----- RECORDS FOR THE TASK -----
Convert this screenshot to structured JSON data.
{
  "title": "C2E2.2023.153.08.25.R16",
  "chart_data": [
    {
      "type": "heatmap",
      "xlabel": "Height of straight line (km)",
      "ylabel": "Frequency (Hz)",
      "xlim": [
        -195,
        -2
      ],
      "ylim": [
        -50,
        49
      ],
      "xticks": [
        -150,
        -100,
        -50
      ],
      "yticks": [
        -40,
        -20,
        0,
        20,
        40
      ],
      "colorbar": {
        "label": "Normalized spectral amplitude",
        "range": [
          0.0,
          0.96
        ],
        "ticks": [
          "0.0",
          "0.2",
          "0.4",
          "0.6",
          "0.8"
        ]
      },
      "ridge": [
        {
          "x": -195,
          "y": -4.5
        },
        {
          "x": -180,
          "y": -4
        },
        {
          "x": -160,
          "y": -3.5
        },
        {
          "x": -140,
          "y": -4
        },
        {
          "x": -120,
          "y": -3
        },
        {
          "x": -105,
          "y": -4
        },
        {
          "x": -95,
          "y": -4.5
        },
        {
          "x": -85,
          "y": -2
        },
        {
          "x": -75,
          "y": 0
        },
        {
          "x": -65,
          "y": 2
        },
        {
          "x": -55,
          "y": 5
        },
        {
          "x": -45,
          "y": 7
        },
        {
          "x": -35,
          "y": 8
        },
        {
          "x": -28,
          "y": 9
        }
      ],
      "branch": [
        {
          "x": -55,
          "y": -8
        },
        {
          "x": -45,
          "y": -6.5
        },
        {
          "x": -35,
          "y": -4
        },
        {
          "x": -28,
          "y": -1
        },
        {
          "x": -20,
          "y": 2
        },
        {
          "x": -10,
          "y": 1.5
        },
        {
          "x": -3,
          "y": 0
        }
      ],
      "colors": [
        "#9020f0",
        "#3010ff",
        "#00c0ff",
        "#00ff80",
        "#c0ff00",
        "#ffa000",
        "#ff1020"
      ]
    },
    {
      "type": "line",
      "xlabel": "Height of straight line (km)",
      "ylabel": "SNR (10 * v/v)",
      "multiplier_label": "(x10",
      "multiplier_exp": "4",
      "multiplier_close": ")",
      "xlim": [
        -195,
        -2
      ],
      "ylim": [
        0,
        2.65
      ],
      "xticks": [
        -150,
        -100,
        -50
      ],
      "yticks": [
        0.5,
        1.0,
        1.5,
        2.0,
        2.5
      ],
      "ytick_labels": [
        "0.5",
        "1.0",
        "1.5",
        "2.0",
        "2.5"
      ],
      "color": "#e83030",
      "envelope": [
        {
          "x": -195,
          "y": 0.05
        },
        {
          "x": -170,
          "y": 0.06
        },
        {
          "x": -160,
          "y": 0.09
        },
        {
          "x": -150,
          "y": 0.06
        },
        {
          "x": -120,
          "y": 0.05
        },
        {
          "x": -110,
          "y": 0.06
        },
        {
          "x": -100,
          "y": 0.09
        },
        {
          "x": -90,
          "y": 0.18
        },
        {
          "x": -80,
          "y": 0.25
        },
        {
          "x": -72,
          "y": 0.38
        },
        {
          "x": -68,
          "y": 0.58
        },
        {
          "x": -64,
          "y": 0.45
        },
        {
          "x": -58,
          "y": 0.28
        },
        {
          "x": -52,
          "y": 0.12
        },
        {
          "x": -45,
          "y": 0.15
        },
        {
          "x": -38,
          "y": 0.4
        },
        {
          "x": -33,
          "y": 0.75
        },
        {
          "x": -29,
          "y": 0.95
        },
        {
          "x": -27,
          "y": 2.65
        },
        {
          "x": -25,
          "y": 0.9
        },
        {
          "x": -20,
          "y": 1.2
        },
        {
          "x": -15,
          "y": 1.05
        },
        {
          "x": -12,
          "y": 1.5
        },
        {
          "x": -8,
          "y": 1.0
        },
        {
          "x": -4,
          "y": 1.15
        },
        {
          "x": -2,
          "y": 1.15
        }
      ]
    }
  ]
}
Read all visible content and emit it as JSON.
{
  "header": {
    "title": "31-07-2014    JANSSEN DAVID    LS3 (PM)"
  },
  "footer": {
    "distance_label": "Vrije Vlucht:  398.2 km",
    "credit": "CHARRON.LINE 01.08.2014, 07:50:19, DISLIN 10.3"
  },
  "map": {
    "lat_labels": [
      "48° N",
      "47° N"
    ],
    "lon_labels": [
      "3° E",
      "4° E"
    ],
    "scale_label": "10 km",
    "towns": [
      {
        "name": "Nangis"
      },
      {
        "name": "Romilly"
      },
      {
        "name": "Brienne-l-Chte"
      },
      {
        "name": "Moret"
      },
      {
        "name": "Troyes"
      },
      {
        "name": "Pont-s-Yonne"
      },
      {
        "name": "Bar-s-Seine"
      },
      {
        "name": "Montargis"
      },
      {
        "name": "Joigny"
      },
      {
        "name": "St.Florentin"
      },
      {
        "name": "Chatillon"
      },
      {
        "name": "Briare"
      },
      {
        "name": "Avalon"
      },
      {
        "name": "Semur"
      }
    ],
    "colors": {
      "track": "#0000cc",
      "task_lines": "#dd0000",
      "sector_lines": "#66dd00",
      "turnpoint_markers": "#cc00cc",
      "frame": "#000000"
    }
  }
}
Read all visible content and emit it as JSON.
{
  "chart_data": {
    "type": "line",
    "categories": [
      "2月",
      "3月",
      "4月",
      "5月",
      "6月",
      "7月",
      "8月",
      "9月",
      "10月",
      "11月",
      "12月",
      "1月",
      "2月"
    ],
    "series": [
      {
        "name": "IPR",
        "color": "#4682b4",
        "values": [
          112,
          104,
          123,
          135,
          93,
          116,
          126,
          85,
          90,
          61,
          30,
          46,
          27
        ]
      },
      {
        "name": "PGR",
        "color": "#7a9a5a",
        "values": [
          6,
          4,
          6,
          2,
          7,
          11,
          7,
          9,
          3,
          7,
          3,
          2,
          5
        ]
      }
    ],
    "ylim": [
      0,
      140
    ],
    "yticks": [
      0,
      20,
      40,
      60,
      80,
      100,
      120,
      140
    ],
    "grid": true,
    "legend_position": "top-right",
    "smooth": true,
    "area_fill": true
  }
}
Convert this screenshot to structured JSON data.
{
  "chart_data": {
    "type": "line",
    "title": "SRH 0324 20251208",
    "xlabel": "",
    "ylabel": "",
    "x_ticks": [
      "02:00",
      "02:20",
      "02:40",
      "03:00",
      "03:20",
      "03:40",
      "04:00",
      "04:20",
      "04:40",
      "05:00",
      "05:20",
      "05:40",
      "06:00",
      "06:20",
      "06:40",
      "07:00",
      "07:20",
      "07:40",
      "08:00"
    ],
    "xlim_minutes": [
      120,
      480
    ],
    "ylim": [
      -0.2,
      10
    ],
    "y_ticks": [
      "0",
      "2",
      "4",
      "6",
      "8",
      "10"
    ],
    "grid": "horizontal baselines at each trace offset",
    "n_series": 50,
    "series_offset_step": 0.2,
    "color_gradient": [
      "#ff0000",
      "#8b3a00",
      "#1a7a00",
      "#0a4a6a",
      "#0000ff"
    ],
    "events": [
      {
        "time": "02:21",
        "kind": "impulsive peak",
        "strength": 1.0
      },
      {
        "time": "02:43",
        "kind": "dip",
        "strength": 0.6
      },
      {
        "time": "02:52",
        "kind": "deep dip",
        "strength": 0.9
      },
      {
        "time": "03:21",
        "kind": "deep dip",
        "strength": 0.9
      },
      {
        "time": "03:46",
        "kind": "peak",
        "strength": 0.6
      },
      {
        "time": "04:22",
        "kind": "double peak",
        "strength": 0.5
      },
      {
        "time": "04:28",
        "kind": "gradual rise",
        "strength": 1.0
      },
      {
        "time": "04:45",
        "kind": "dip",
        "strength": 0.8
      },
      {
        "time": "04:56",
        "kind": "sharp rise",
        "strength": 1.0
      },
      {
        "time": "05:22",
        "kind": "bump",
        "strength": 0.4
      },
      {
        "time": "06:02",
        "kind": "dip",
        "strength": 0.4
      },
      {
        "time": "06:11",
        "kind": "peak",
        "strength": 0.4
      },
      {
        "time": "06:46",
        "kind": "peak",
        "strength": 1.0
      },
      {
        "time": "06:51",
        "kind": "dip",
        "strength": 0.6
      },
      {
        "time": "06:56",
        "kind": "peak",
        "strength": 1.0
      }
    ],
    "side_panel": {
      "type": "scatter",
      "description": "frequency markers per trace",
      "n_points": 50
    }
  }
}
-----
THE PROBLEM:
Search the entries for the string "ylabel" and collect each line that has it.

ANSWER FOR THIS EXERCISE:
      "ylabel": "Frequency (Hz)",
      "ylabel": "SNR (10 * v/v)",
    "ylabel": "",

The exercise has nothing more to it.